___ Input for this task ___
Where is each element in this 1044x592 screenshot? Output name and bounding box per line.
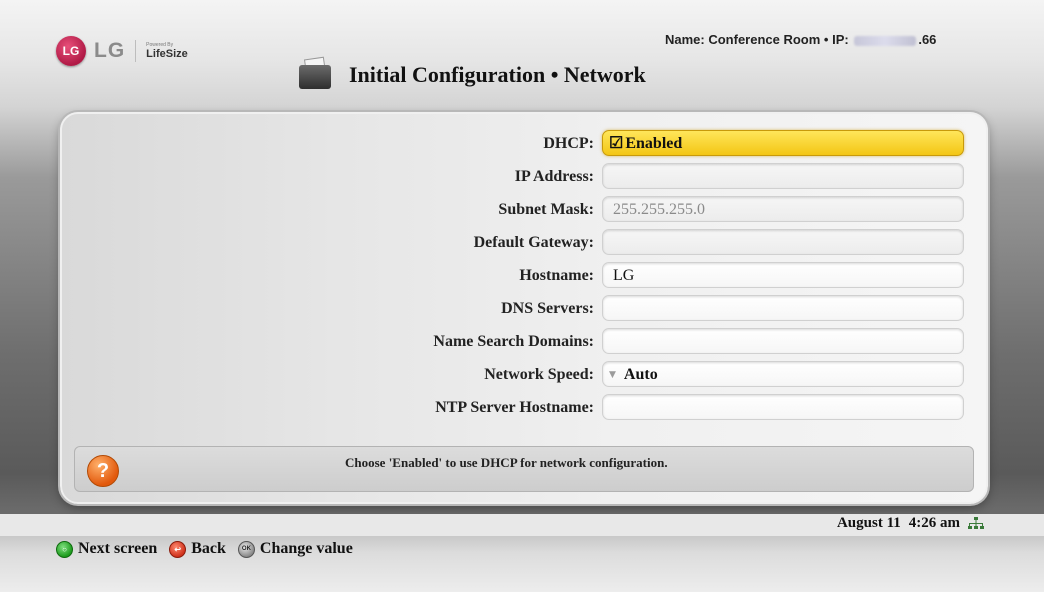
row-subnet-mask: Subnet Mask: 255.255.255.0 xyxy=(62,196,986,226)
hostname-label: Hostname: xyxy=(519,267,594,284)
dhcp-value: Enabled xyxy=(625,135,683,152)
lg-logo-letters: LG xyxy=(62,44,80,58)
system-name-ip: Name: Conference Room • IP: .66 xyxy=(665,32,936,47)
row-default-gateway: Default Gateway: xyxy=(62,229,986,259)
next-screen-hint[interactable]: ○ Next screen xyxy=(56,540,157,558)
default-gateway-field[interactable] xyxy=(602,229,964,255)
network-speed-value: Auto xyxy=(623,366,658,383)
ntp-server-label: NTP Server Hostname: xyxy=(435,399,594,416)
next-screen-label: Next screen xyxy=(78,540,158,557)
back-label: Back xyxy=(191,540,226,557)
page-title: Initial Configuration • Network xyxy=(349,62,646,87)
row-dhcp: DHCP: ☑ Enabled xyxy=(62,130,986,160)
brand-text: LG xyxy=(94,39,126,62)
green-button-icon: ○ xyxy=(56,540,73,558)
button-hints: ○ Next screen ↩ Back OK Change value xyxy=(56,540,359,558)
dhcp-label: DHCP: xyxy=(543,135,594,152)
subnet-mask-field[interactable]: 255.255.255.0 xyxy=(602,196,964,222)
screen: LG LG Powered By LifeSize Name: Conferen… xyxy=(0,0,1044,592)
subnet-mask-label: Subnet Mask: xyxy=(498,201,594,218)
dns-servers-label: DNS Servers: xyxy=(501,300,594,317)
change-value-hint[interactable]: OK Change value xyxy=(237,540,353,558)
dhcp-checkbox[interactable]: ☑ Enabled xyxy=(602,130,964,156)
row-hostname: Hostname: LG xyxy=(62,262,986,292)
row-name-search-domains: Name Search Domains: xyxy=(62,328,986,358)
hostname-field[interactable]: LG xyxy=(602,262,964,288)
brand-divider xyxy=(135,40,137,62)
title-bar: Initial Configuration • Network xyxy=(293,55,646,95)
lifesize-logo: Powered By LifeSize xyxy=(146,42,188,60)
network-settings-panel: DHCP: ☑ Enabled IP Address: Subnet Mask: … xyxy=(60,112,988,504)
row-ip-address: IP Address: xyxy=(62,163,986,193)
ip-address-label: IP Address: xyxy=(514,168,594,185)
network-icon xyxy=(968,516,984,529)
default-gateway-label: Default Gateway: xyxy=(473,234,594,251)
question-mark-icon: ? xyxy=(87,455,119,487)
name-search-domains-label: Name Search Domains: xyxy=(433,333,594,350)
lifesize-text: LifeSize xyxy=(146,48,188,60)
name-search-domains-field[interactable] xyxy=(602,328,964,354)
ok-button-icon: OK xyxy=(237,540,255,558)
ip-redacted xyxy=(854,35,917,46)
ip-suffix: .66 xyxy=(918,32,937,47)
date-text: August 11 xyxy=(836,515,901,531)
footer: ○ Next screen ↩ Back OK Change value xyxy=(0,536,1044,592)
ip-address-field[interactable] xyxy=(602,163,964,189)
help-box: ? Choose 'Enabled' to use DHCP for netwo… xyxy=(74,446,974,492)
help-text: Choose 'Enabled' to use DHCP for network… xyxy=(345,455,668,470)
dropdown-arrow-icon: ▼ xyxy=(609,370,616,381)
brand: LG LG Powered By LifeSize xyxy=(56,36,188,66)
change-value-label: Change value xyxy=(259,540,353,557)
name-ip-label: Name: Conference Room • IP: xyxy=(665,32,849,47)
ok-badge-text: OK xyxy=(241,546,251,552)
back-hint[interactable]: ↩ Back xyxy=(169,540,226,558)
config-box-icon xyxy=(293,55,343,95)
row-ntp-server: NTP Server Hostname: xyxy=(62,394,986,424)
time-text: 4:26 am xyxy=(908,515,960,531)
lg-logo-icon: LG xyxy=(56,36,86,66)
network-speed-select[interactable]: ▼ Auto xyxy=(602,361,964,387)
row-network-speed: Network Speed: ▼ Auto xyxy=(62,361,986,391)
dns-servers-field[interactable] xyxy=(602,295,964,321)
red-button-icon: ↩ xyxy=(169,540,187,558)
status-bar: August 11 4:26 am xyxy=(0,514,1044,536)
row-dns-servers: DNS Servers: xyxy=(62,295,986,325)
network-speed-label: Network Speed: xyxy=(484,366,594,383)
date-time: August 11 4:26 am xyxy=(837,515,984,532)
ntp-server-field[interactable] xyxy=(602,394,964,420)
checkmark-icon: ☑ xyxy=(609,135,624,152)
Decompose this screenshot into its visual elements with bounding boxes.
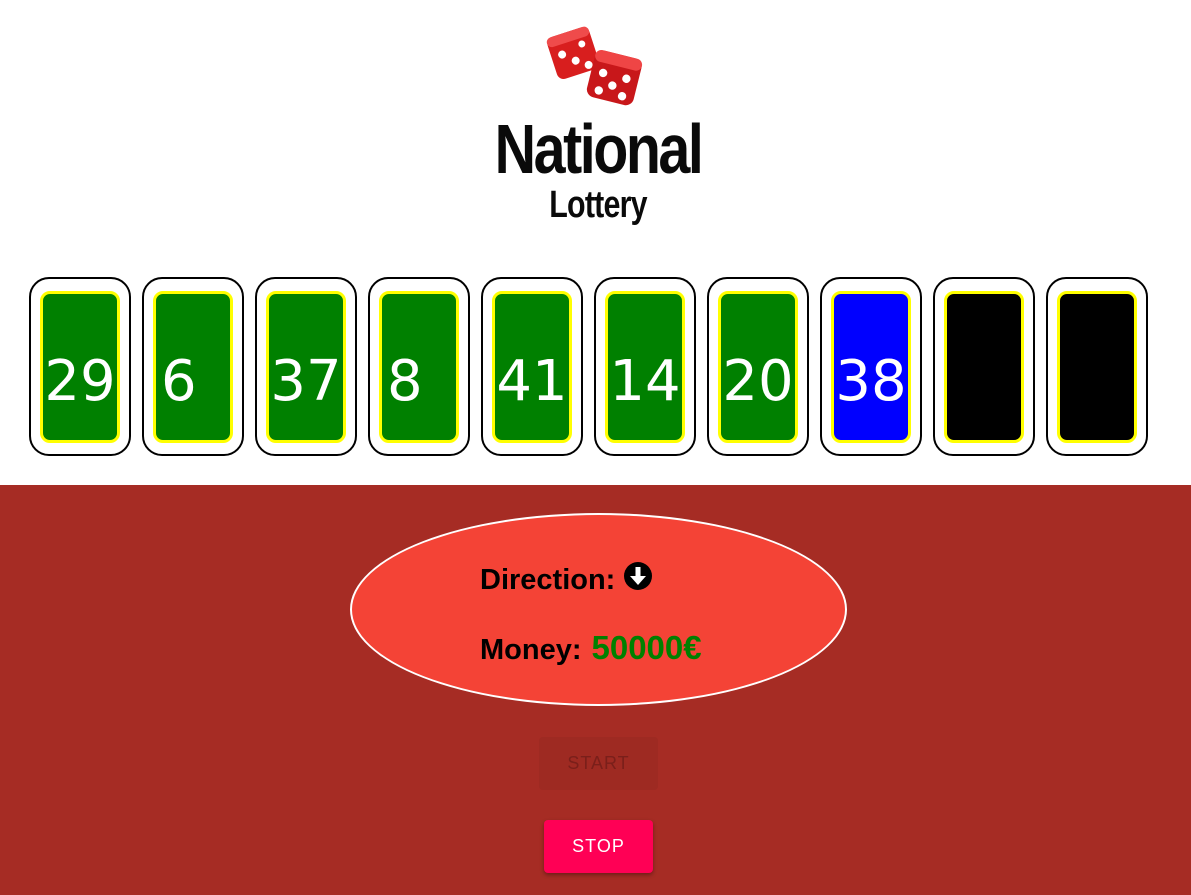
ball-slot: 14 — [594, 277, 696, 456]
ball-slot — [933, 277, 1035, 456]
money-row: Money: 50000€ — [480, 629, 702, 667]
money-label: Money: — [480, 634, 582, 666]
ball-slot: 41 — [481, 277, 583, 456]
ball-drawn: 41 — [492, 290, 572, 443]
ball-pending — [1057, 290, 1137, 443]
ball-drawn: 14 — [605, 290, 685, 443]
lottery-page: National Lottery 29 6 37 8 41 14 20 38 Directio… — [0, 0, 1191, 895]
ball-drawn: 37 — [266, 290, 346, 443]
ball-drawn: 8 — [379, 290, 459, 443]
direction-row: Direction: — [480, 559, 653, 597]
ball-slot: 20 — [707, 277, 809, 456]
ball-slot — [1046, 277, 1148, 456]
ball-drawn: 29 — [40, 290, 120, 443]
arrow-down-circle-icon — [624, 562, 653, 590]
stop-button[interactable]: STOP — [544, 820, 653, 873]
ball-drawn: 6 — [153, 290, 233, 443]
logo-subtitle: Lottery — [549, 184, 647, 226]
control-panel: Direction: Money: 50000€ START STOP — [0, 485, 1191, 895]
ball-slot: 6 — [142, 277, 244, 456]
ball-slot: 38 — [820, 277, 922, 456]
ball-row: 29 6 37 8 41 14 20 38 — [29, 277, 1148, 456]
ball-slot: 8 — [368, 277, 470, 456]
logo-title: National — [494, 110, 704, 188]
national-lottery-logo: National Lottery — [470, 18, 730, 233]
dice-icon — [546, 26, 643, 106]
direction-label: Direction: — [480, 564, 616, 596]
ball-slot: 29 — [29, 277, 131, 456]
info-panel: Direction: Money: 50000€ — [350, 513, 847, 706]
ball-drawn: 20 — [718, 290, 798, 443]
ball-pending — [944, 290, 1024, 443]
ball-bonus: 38 — [831, 290, 911, 443]
start-button[interactable]: START — [539, 737, 658, 790]
money-value: 50000€ — [591, 629, 702, 666]
ball-slot: 37 — [255, 277, 357, 456]
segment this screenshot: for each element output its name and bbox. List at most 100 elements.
___
-- Job --
Pick out every line of the listing above that contains the string "servers", matching case exactly.

-- Written response --
dns-servers-label: DNS Servers: xyxy=(501,300,594,317)
dns-servers-field[interactable] xyxy=(602,295,964,321)
row-dns-servers: DNS Servers: xyxy=(62,295,986,325)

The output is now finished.